*WHAT TO PRODUCE*: Lay out as a numbered list, skipping blank lines, the part of the material that opens with the line containing "110, 484, 129]" and closes with the line containing "List each element".

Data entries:
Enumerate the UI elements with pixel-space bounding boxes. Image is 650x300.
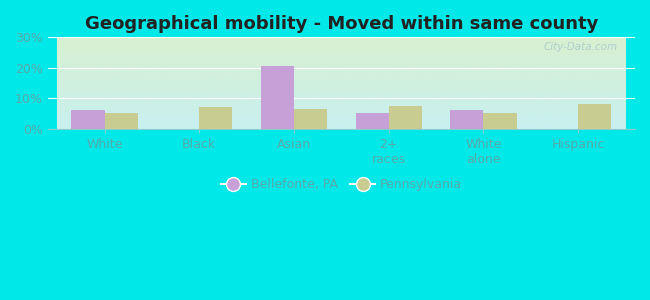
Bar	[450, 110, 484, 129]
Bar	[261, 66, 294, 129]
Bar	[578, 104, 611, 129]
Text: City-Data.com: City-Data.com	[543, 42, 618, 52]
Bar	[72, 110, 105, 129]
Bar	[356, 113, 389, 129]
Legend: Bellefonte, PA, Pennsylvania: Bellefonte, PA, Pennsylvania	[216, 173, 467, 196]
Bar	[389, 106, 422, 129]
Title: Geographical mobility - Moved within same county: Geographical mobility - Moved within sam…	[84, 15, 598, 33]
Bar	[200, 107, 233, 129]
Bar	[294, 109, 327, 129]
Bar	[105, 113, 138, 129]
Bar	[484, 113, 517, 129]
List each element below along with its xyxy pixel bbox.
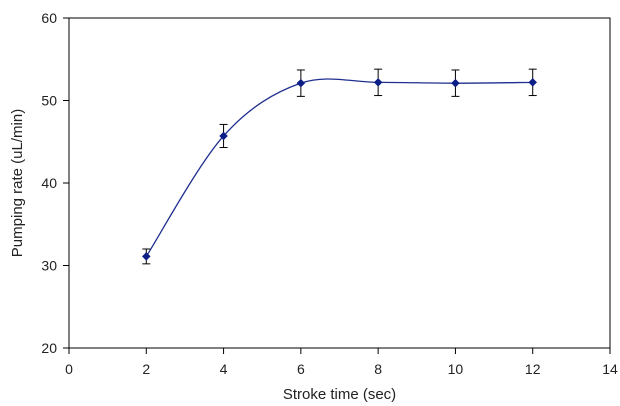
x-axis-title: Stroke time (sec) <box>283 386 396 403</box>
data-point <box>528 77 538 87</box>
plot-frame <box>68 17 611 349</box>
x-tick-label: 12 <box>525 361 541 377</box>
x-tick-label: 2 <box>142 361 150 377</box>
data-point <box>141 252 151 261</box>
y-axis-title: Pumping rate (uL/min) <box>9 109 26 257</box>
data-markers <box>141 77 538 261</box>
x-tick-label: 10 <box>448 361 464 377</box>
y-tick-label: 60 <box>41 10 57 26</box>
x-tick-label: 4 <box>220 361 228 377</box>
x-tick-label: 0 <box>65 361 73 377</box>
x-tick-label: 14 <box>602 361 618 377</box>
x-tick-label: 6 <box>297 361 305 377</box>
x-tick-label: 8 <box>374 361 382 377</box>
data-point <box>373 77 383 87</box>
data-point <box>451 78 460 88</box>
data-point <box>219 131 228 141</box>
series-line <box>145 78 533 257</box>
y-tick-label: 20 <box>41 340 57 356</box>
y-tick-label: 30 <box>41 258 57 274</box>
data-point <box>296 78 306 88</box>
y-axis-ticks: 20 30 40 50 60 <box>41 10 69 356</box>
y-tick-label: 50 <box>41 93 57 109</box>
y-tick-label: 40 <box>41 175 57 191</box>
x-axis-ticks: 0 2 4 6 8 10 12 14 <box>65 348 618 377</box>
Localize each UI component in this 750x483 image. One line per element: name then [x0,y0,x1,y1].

--

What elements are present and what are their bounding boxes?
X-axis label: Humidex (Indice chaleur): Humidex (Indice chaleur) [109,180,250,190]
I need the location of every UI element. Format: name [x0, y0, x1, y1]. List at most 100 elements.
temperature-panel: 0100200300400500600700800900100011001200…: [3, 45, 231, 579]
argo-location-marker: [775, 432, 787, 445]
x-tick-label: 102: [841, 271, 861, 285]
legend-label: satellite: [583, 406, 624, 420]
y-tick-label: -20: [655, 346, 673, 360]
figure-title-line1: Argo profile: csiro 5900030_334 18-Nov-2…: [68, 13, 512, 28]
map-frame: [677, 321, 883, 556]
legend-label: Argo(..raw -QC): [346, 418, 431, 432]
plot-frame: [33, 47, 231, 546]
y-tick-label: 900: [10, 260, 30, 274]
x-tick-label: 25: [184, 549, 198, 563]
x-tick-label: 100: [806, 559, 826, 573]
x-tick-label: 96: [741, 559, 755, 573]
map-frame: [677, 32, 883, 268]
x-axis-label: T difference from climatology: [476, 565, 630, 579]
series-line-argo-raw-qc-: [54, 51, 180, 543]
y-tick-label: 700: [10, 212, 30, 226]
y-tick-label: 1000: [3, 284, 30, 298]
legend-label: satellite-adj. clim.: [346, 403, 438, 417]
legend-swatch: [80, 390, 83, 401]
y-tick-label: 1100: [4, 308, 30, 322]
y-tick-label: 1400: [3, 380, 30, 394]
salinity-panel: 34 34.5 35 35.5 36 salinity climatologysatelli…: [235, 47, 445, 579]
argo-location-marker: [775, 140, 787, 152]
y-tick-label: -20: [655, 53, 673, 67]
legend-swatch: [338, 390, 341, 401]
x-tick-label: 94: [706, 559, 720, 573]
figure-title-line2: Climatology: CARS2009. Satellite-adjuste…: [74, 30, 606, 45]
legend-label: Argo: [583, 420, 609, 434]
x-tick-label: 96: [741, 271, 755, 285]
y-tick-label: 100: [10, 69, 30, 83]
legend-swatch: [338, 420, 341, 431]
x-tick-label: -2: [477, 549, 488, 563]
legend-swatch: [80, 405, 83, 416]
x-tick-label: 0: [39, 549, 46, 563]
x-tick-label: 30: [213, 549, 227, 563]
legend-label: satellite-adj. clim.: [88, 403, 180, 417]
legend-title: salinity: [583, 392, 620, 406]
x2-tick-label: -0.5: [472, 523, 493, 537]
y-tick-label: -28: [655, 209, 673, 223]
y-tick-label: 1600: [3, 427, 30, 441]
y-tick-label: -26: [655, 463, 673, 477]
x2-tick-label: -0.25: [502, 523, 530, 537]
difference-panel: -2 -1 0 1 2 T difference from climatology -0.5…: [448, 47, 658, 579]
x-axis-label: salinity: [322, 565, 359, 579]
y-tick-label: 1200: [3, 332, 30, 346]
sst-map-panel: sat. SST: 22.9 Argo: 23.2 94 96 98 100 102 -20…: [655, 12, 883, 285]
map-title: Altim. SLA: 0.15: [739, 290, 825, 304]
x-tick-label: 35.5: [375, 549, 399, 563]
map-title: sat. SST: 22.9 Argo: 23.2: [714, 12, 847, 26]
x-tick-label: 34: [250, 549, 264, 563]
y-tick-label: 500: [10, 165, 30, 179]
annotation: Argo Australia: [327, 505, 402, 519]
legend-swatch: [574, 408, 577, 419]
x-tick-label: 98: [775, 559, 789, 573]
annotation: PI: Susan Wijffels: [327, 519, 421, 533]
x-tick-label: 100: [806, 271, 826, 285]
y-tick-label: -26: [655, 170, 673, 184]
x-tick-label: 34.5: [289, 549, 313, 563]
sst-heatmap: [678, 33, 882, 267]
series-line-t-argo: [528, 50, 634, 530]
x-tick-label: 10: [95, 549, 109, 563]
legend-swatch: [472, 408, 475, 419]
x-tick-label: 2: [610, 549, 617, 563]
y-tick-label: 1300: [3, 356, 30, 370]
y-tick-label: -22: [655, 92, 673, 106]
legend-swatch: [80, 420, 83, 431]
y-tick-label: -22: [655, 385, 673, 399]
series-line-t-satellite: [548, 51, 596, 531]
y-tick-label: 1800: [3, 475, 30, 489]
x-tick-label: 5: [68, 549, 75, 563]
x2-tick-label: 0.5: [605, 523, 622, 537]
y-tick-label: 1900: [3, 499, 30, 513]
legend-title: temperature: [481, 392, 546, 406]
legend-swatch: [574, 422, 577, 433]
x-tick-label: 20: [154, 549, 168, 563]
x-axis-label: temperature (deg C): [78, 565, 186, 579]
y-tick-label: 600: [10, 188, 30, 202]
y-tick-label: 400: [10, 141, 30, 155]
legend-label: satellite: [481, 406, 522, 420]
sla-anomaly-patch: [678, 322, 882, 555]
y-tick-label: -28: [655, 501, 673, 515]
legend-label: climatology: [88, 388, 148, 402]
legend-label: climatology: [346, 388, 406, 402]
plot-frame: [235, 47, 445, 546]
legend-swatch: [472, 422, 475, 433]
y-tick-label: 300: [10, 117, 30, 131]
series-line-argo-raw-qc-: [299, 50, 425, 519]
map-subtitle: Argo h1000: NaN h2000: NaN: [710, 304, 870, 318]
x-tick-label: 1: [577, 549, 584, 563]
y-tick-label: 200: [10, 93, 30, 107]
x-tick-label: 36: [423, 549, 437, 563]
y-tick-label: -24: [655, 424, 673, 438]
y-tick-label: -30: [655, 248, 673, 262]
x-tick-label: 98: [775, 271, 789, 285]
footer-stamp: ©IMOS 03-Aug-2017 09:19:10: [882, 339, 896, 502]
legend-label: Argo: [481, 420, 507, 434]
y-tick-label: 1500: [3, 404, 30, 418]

*FINAL ANSWER*:
1. Bar	[450, 110, 484, 129]
2. Bar	[261, 66, 294, 129]
3. Bar	[578, 104, 611, 129]
4. Text: City-Data.com: City-Data.com	[543, 42, 618, 52]
5. Bar	[72, 110, 105, 129]
6. Bar	[356, 113, 389, 129]
7. Legend: Bellefonte, PA, Pennsylvania: Bellefonte, PA, Pennsylvania	[216, 173, 467, 196]
8. Bar	[389, 106, 422, 129]
9. Title: Geographical mobility - Moved within same county: Geographical mobility - Moved within sam…	[84, 15, 598, 33]
10. Bar	[200, 107, 233, 129]
11. Bar	[294, 109, 327, 129]
12. Bar	[105, 113, 138, 129]
13. Bar	[484, 113, 517, 129]
14. List each element below along with its xyxy pixel bbox.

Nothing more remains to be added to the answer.